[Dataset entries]
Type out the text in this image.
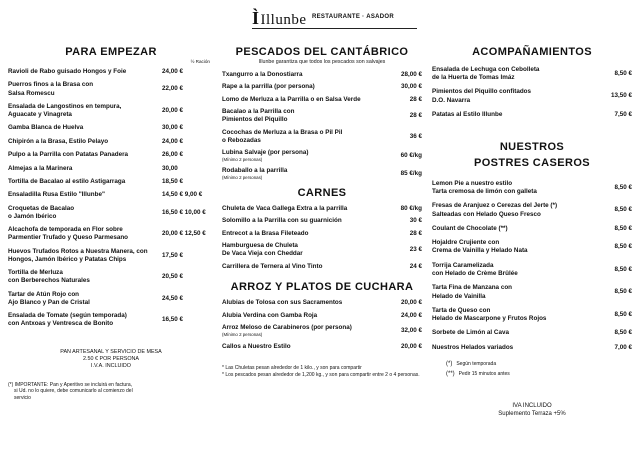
ÌIllunbe RESTAURANTE · ASADOR
PARA EMPEZAR
½ Ración
Ravioli de Rabo guisado Hongos y Foie	24,00 €
Puerros finos a la Brasa con
Salsa Romescu
22,00 €
Ensalada de Langostinos en tempura,
Aguacate y Vinagreta
20,00 €
Gamba Blanca de Huelva	30,00 €
Chipirón a la Brasa, Estilo Pelayo	24,00 €
Pulpo a la Parrilla con Patatas Panadera	26,00 €
Almejas a la Marinera	30,00
Tortilla de Bacalao al estilo Astigarraga	18,50 €
Ensaladilla Rusa Estilo "Illunbe"	14,50 € 9,00 €
Croquetas de Bacalao
o Jamón Ibérico
16,50 € 10,00 €
Alcachofa de temporada en Flor sobre
Parmentier Trufado y Queso Parmesano
20,00 € 12,50 €
Huevos Trufados Rotos a Nuestra Manera, con
Hongos, Jamón Ibérico y Patatas Chips
17,50 €
Tortilla de Merluza
con Berberechos Naturales
20,50 €
Tartar de Atún Rojo con
Ajo Blanco y Pan de Cristal
24,50 €
Ensalada de Tomate (según temporada)
con Antxoas y Ventresca de Bonito
16,50 €
PAN ARTESANAL Y SERVICIO DE MESA
2.50 € POR PERSONA
I.V.A. INCLUIDO
(*) IMPORTANTE: Pan y Aperitivo se incluirá en factura,
si Ud. no lo quiere, debe comunicarlo al comienzo del
servicio
PESCADOS DEL CANTÁBRICO
Illunbe garantiza que todos los pescados son salvajes
Txangurro a la Donostiarra	28,00 €
Rape a la parrilla (por persona)	30,00 €
Lomo de Merluza a la Parrilla o en Salsa Verde	28 €
Bacalao a la Parrilla con
Pimientos del Piquillo
28 €
Cocochas de Merluza a la Brasa o Pil Pil
o Rebozadas
36 €
Lubina Salvaje (por persona)
(Mínimo 2 personas)
60 €/kg
Rodaballo a la parrilla
(Mínimo 2 personas)
85 €/kg
CARNES
Chuleta de Vaca Gallega Extra a la parrilla	80 €/kg
Solomillo a la Parrilla con su guarnición	30 €
Entrecot a la Brasa Fileteado	28 €
Hamburguesa de Chuleta
De Vaca Vieja con Cheddar
23 €
Carrillera de Ternera al Vino Tinto	24 €
ARROZ Y PLATOS DE CUCHARA
Alubias de Tolosa con sus Sacramentos	20,00 €
Alubia Verdina con Gamba Roja	24,00 €
Arroz Meloso de Carabineros (por persona)
(Mínimo 2 personas)
32,00 €
Callos a Nuestro Estilo	20,00 €
* Las Chuletas pesan alrededor de 1 kilo., y son para compartir
* Los pescados pesan alrededor de 1,200 kg., y son para compartir entre 2 o 4 personas.
ACOMPAÑAMIENTOS
Ensalada de Lechuga con Cebolleta
de la Huerta de Tomas Imáz
8,50 €
Pimientos del Piquillo confitados
D.O. Navarra
13,50 €
Patatas al Estilo Illunbe	7,50 €
NUESTROS
POSTRES CASEROS
Lemon Pie a nuestro estilo
Tarta cremosa de limón con galleta
8,50 €
Fresas de Aranjuez o Cerezas del Jerte (*)
Salteadas con Helado Queso Fresco
8,50 €
Coulant de Chocolate (**)	8,50 €
Hojaldre Crujiente con
Crema de Vainilla y Helado Nata
8,50 €
Torrija Caramelizada
con Helado de Crème Brûlée
8,50 €
Tarta Fina de Manzana con
Helado de Vainilla
8,50 €
Tarta de Queso con
Helado de Mascarpone y Frutos Rojos
8,50 €
Sorbete de Limón al Cava	8,50 €
Nuestros Helados variados	7,00 €
(*) Según temporada
(**) Pedir 15 minutos antes
IVA INCLUIDO
Suplemento Terraza +5%
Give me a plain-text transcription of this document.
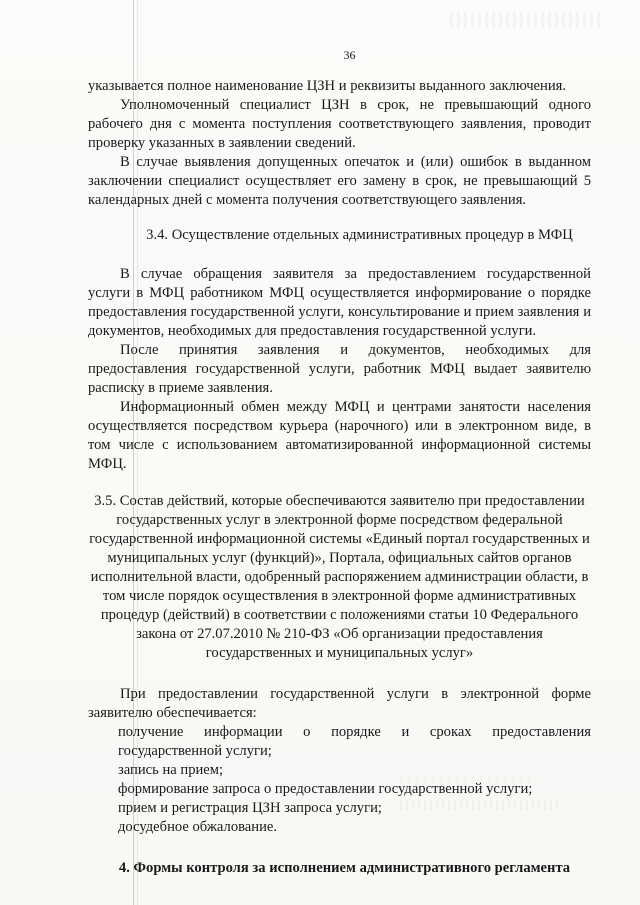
36

указывается полное наименование ЦЗН и реквизиты выданного заключения.

Уполномоченный специалист ЦЗН в срок, не превышающий одного рабочего дня с момента поступления соответствующего заявления, проводит проверку указанных в заявлении сведений.

В случае выявления допущенных опечаток и (или) ошибок в выданном заключении специалист осуществляет его замену в срок, не превышающий 5 календарных дней с момента получения соответствующего заявления.

3.4. Осуществление отдельных административных процедур в МФЦ

В случае обращения заявителя за предоставлением государственной услуги в МФЦ работником МФЦ осуществляется информирование о порядке предоставления государственной услуги, консультирование и прием заявления и документов, необходимых для предоставления государственной услуги.

После принятия заявления и документов, необходимых для предоставления государственной услуги, работник МФЦ выдает заявителю расписку в приеме заявления.

Информационный обмен между МФЦ и центрами занятости населения осуществляется посредством курьера (нарочного) или в электронном виде, в том числе с использованием автоматизированной информационной системы МФЦ.

3.5. Состав действий, которые обеспечиваются заявителю при предоставлении государственных услуг в электронной форме посредством федеральной государственной информационной системы «Единый портал государственных и муниципальных услуг (функций)», Портала, официальных сайтов органов исполнительной власти, одобренный распоряжением администрации области, в том числе порядок осуществления в электронной форме административных процедур (действий) в соответствии с положениями статьи 10 Федерального закона от 27.07.2010 № 210-ФЗ «Об организации предоставления государственных и муниципальных услуг»

При предоставлении государственной услуги в электронной форме заявителю обеспечивается:

получение информации о порядке и сроках предоставления государственной услуги;

запись на прием;

формирование запроса о предоставлении государственной услуги;

прием и регистрация ЦЗН запроса услуги;

досудебное обжалование.

4. Формы контроля за исполнением административного регламента
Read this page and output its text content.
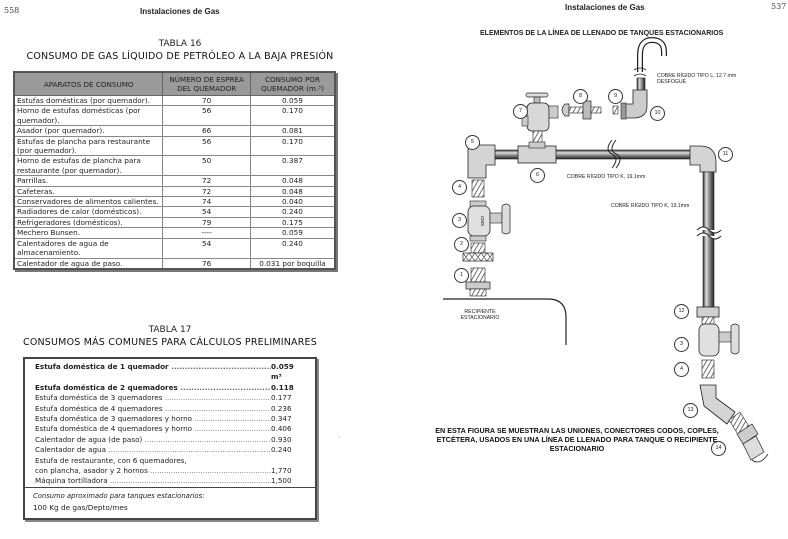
558	Instalaciones de Gas
TABLA 16
CONSUMO DE GAS LÍQUIDO DE PETRÓLEO A LA BAJA PRESIÓN
APARATOS DE CONSUMO	NÚMERO DE ESPREA DEL QUEMADOR	CONSUMO POR QUEMADOR (m.³)
Estufas domésticas (por quemador).	70	0.059
Horno de estufas domésticas (por quemador).	56	0.170
Asador (por quemador).	66	0.081
Estufas de plancha para restaurante (por quemador).	56	0.170
Horno de estufas de plancha para restaurante (por quemador).	50	0.387
Parrillas.	72	0.048
Cafeteras.	72	0.048
Conservadores de alimentos calientes.	74	0.040
Radiadores de calor (domésticos).	54	0.240
Refrigeradores (domésticos).	79	0.175
Mechero Bunsen.	----	0.059
Calentadores de agua de almacenamiento.	54	0.240
Calentador de agua de paso.	76	0.031 por boquilla
TABLA 17
CONSUMOS MÁS COMUNES PARA CÁLCULOS PRELIMINARES
Estufa doméstica de 1 quemador .....	0.059 m³
Estufa doméstica de 2 quemadores .....	0.118
Estufa doméstica de 3 quemadores .....	0.177
Estufa doméstica de 4 quemadores .....	0.236
Estufa doméstica de 3 quemadores y horno .....	0.347
Estufa doméstica de 4 quemadores y horno .....	0.406
Calentador de agua (de paso) .....	0.930
Calentador de agua .....	0.240
Estufa de restaurante, con 6 quemadores,
con plancha, asador y 2 hornos .....	1,770
Máquina tortilladora .....	1,500
Consumo aproximado para tanques estacionarios:
100 Kg de gas/Depto/mes
·
Instalaciones de Gas	537
ELEMENTOS DE LA LÍNEA DE LLENADO DE TANQUES ESTACIONARIOS
CMS
1
2
3
4
5
6
7
8	9
10
11
12
3
4
13
14
COBRE RÍGIDO TIPO L, 12.7 mm
DESFOGUE
COBRE RÍGIDO TIPO K, 19.1mm
COBRE RÍGIDO TIPO K, 19.1mm
RECIPIENTE
ESTACIONARIO
EN ESTA FIGURA SE MUESTRAN LAS UNIONES, CONECTORES CODOS, COPLES, ETCÉTERA, USADOS EN UNA LÍNEA DE LLENADO PARA TANQUE O RECIPIENTE ESTACIONARIO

# Task to complete
Give every line of the material that includes the string "осуществляется".

# Answer for the task
В случае обращения заявителя за предоставлением государственной услуги в МФЦ работником МФЦ осуществляется информирование о порядке предоставления государственной услуги, консультирование и прием заявления и документов, необходимых для предоставления государственной услуги.
Информационный обмен между МФЦ и центрами занятости населения осуществляется посредством курьера (нарочного) или в электронном виде, в том числе с использованием автоматизированной информационной системы МФЦ.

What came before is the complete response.